(Stored entries)
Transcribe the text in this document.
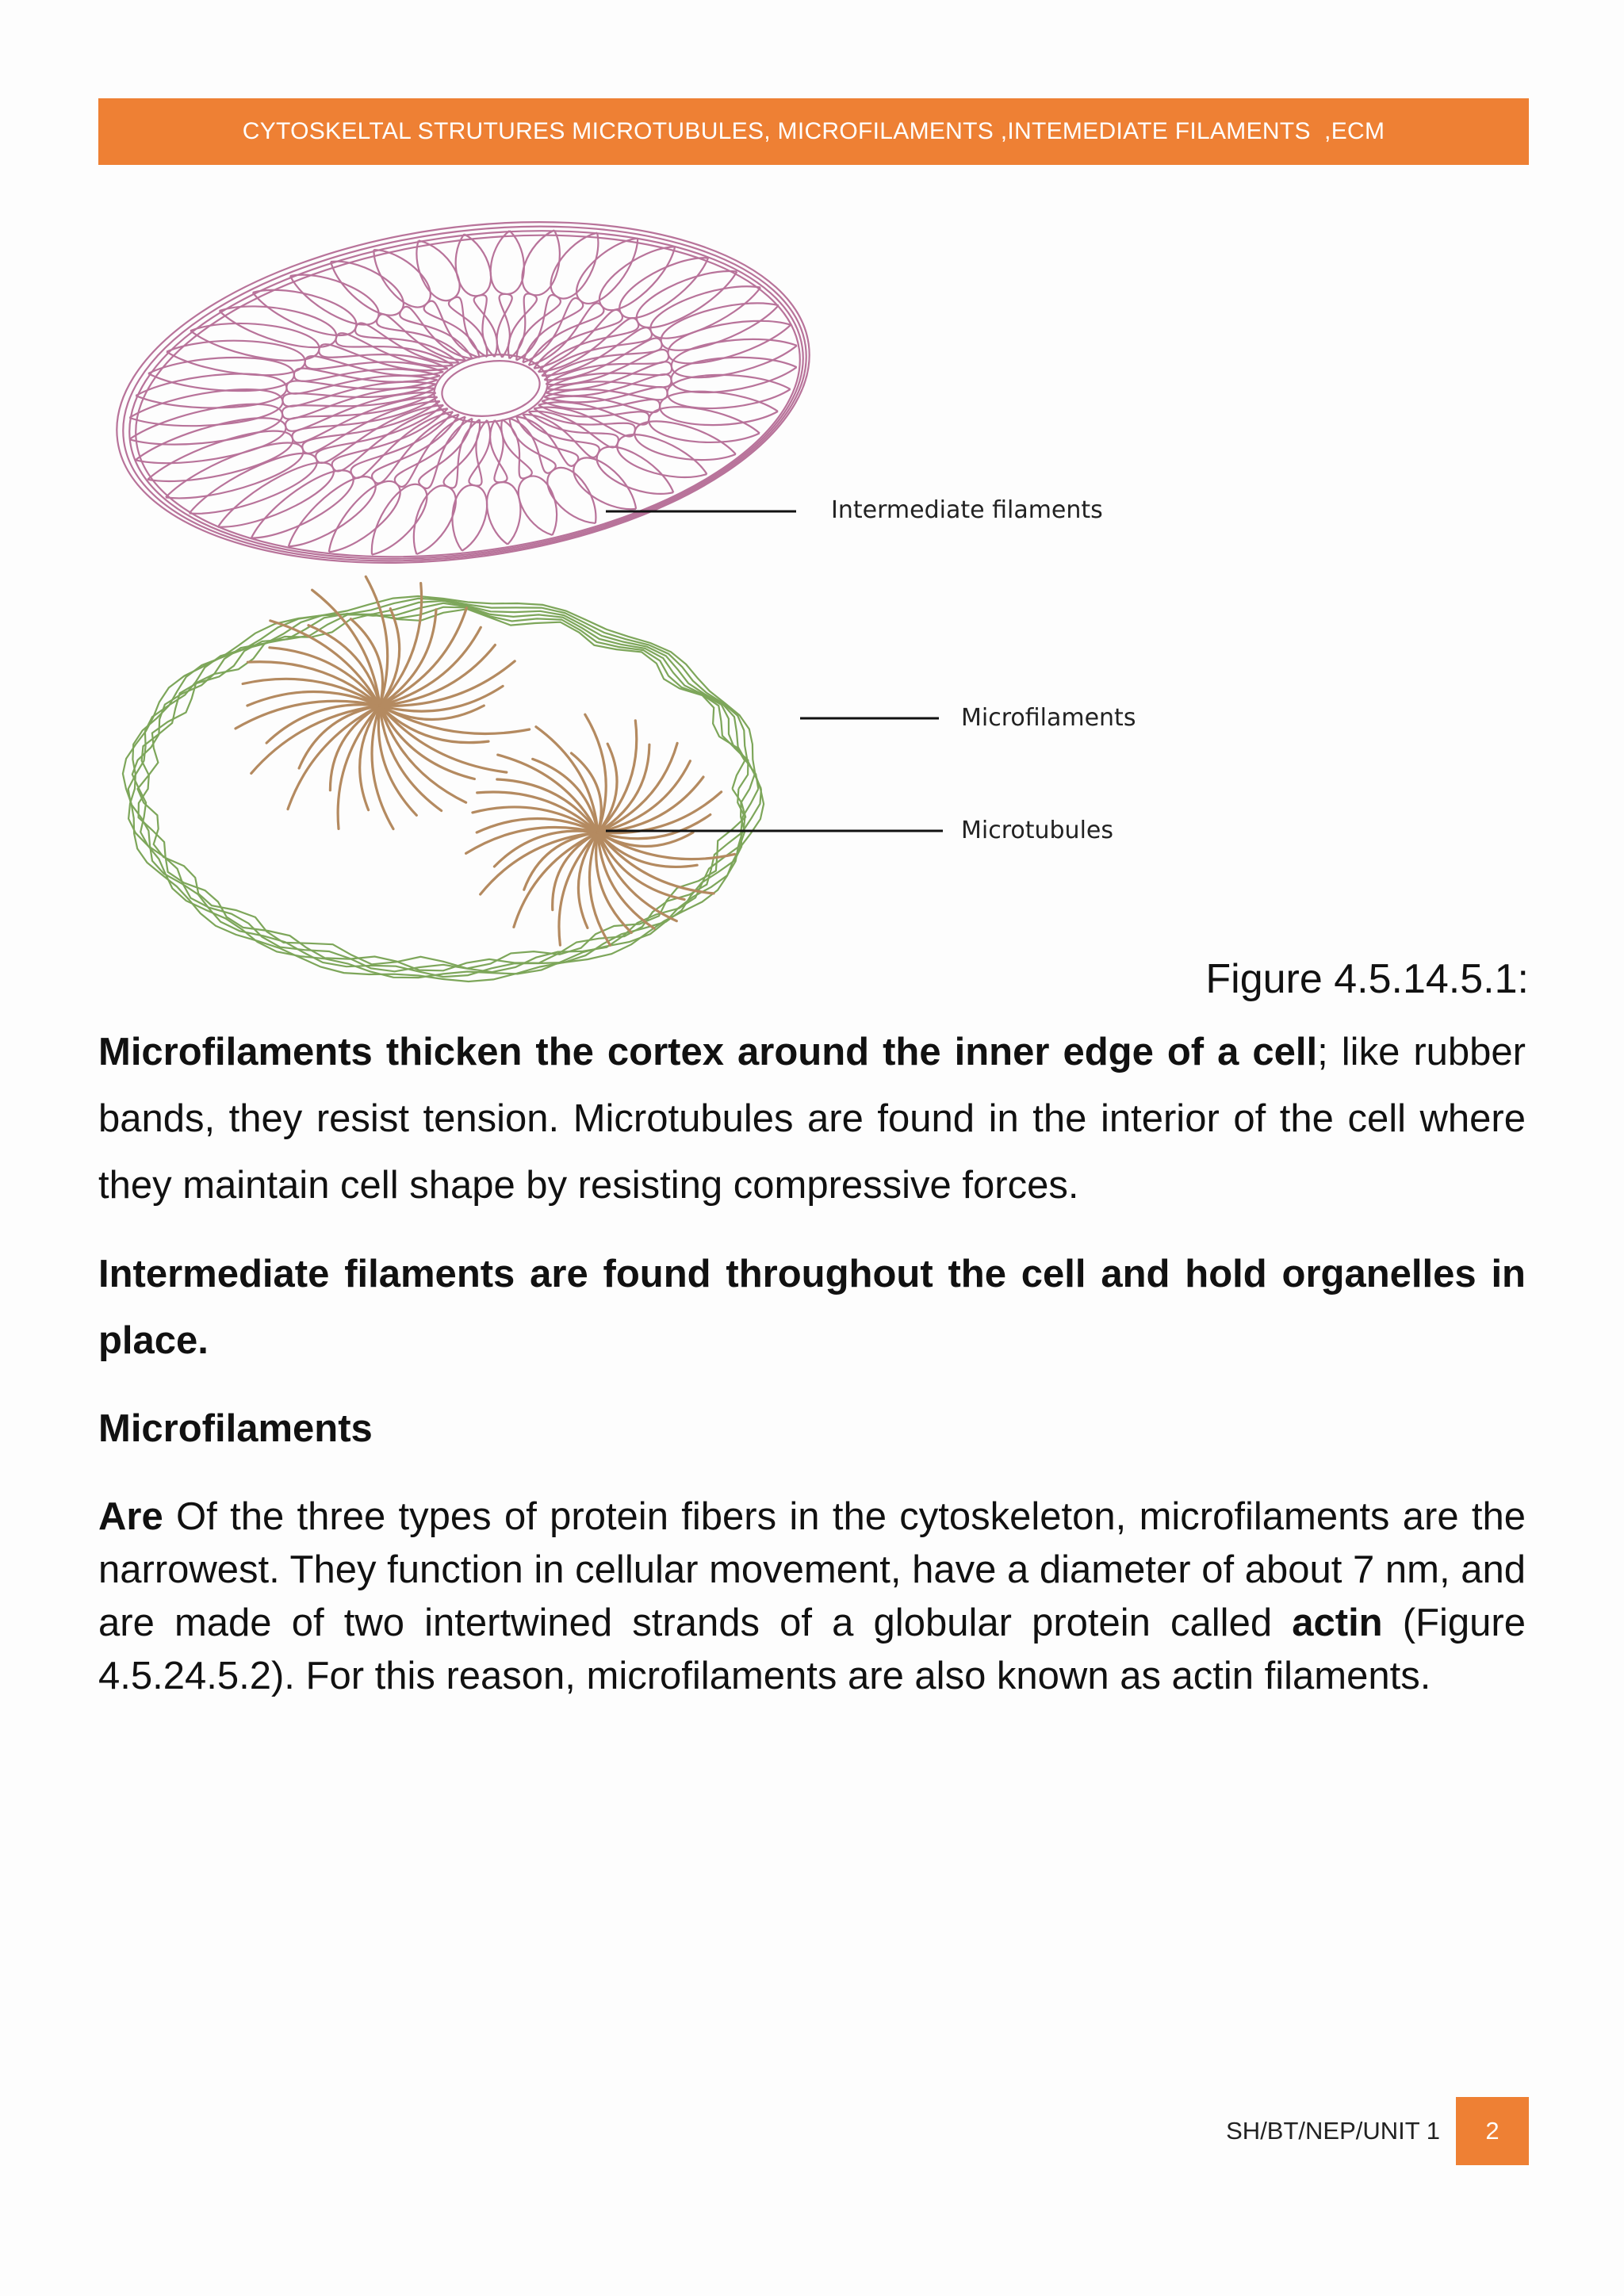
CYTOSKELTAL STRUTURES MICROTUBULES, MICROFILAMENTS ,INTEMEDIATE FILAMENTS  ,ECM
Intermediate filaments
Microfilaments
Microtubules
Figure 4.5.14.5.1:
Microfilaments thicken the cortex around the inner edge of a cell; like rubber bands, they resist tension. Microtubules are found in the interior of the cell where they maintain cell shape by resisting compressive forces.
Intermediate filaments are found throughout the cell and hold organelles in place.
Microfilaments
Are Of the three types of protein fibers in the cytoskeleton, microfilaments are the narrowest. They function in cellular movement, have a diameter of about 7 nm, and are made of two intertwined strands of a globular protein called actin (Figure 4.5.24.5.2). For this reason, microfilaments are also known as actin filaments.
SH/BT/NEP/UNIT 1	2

§ WHAT TO DO
The expected result is every record above, word for word, with no pictures in it.

§ RESPONSE
Transcribe the text in this document.
CYTOSKELTAL STRUTURES MICROTUBULES, MICROFILAMENTS ,INTEMEDIATE FILAMENTS  ,ECM
Intermediate filaments
Microfilaments
Microtubules
Figure 4.5.14.5.1:
Microfilaments thicken the cortex around the inner edge of a cell; like rubber bands, they resist tension. Microtubules are found in the interior of the cell where they maintain cell shape by resisting compressive forces.
Intermediate filaments are found throughout the cell and hold organelles in place.
Microfilaments
Are Of the three types of protein fibers in the cytoskeleton, microfilaments are the narrowest. They function in cellular movement, have a diameter of about 7 nm, and are made of two intertwined strands of a globular protein called actin (Figure 4.5.24.5.2). For this reason, microfilaments are also known as actin filaments.
SH/BT/NEP/UNIT 1	2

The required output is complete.